*GIVEN ENTRIES:*
──────
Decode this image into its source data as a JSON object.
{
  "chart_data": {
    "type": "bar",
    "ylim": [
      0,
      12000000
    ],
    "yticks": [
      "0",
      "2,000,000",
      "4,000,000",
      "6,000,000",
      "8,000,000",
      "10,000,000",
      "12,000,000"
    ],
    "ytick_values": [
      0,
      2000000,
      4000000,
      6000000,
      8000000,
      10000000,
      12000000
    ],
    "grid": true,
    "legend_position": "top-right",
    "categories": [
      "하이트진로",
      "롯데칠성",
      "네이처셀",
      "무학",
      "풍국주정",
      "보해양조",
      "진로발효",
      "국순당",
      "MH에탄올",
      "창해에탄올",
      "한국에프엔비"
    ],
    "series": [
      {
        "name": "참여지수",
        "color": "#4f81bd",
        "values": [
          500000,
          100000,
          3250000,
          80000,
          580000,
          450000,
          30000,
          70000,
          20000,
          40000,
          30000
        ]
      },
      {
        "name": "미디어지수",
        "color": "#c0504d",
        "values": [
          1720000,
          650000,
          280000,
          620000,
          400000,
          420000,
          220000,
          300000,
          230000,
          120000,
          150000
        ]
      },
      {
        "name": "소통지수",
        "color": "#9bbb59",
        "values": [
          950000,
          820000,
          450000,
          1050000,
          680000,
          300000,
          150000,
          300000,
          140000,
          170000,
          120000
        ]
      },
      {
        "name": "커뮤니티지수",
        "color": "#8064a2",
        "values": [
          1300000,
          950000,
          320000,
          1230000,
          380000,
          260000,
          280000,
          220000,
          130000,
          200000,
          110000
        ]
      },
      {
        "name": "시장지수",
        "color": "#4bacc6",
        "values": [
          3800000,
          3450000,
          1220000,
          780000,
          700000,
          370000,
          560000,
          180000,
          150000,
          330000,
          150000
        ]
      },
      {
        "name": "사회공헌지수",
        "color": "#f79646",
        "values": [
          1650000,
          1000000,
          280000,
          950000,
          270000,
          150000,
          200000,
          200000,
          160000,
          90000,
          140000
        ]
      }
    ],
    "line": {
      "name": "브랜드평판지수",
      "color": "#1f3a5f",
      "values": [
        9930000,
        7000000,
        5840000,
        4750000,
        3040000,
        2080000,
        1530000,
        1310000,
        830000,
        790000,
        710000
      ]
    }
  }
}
──────
*TASK PROMPT:* Reproduce the material exactly, with every line intact.

*WRITTEN RESPONSE:*
Decode this image into its source data as a JSON object.
{
  "chart_data": {
    "type": "bar",
    "ylim": [
      0,
      12000000
    ],
    "yticks": [
      "0",
      "2,000,000",
      "4,000,000",
      "6,000,000",
      "8,000,000",
      "10,000,000",
      "12,000,000"
    ],
    "ytick_values": [
      0,
      2000000,
      4000000,
      6000000,
      8000000,
      10000000,
      12000000
    ],
    "grid": true,
    "legend_position": "top-right",
    "categories": [
      "하이트진로",
      "롯데칠성",
      "네이처셀",
      "무학",
      "풍국주정",
      "보해양조",
      "진로발효",
      "국순당",
      "MH에탄올",
      "창해에탄올",
      "한국에프엔비"
    ],
    "series": [
      {
        "name": "참여지수",
        "color": "#4f81bd",
        "values": [
          500000,
          100000,
          3250000,
          80000,
          580000,
          450000,
          30000,
          70000,
          20000,
          40000,
          30000
        ]
      },
      {
        "name": "미디어지수",
        "color": "#c0504d",
        "values": [
          1720000,
          650000,
          280000,
          620000,
          400000,
          420000,
          220000,
          300000,
          230000,
          120000,
          150000
        ]
      },
      {
        "name": "소통지수",
        "color": "#9bbb59",
        "values": [
          950000,
          820000,
          450000,
          1050000,
          680000,
          300000,
          150000,
          300000,
          140000,
          170000,
          120000
        ]
      },
      {
        "name": "커뮤니티지수",
        "color": "#8064a2",
        "values": [
          1300000,
          950000,
          320000,
          1230000,
          380000,
          260000,
          280000,
          220000,
          130000,
          200000,
          110000
        ]
      },
      {
        "name": "시장지수",
        "color": "#4bacc6",
        "values": [
          3800000,
          3450000,
          1220000,
          780000,
          700000,
          370000,
          560000,
          180000,
          150000,
          330000,
          150000
        ]
      },
      {
        "name": "사회공헌지수",
        "color": "#f79646",
        "values": [
          1650000,
          1000000,
          280000,
          950000,
          270000,
          150000,
          200000,
          200000,
          160000,
          90000,
          140000
        ]
      }
    ],
    "line": {
      "name": "브랜드평판지수",
      "color": "#1f3a5f",
      "values": [
        9930000,
        7000000,
        5840000,
        4750000,
        3040000,
        2080000,
        1530000,
        1310000,
        830000,
        790000,
        710000
      ]
    }
  }
}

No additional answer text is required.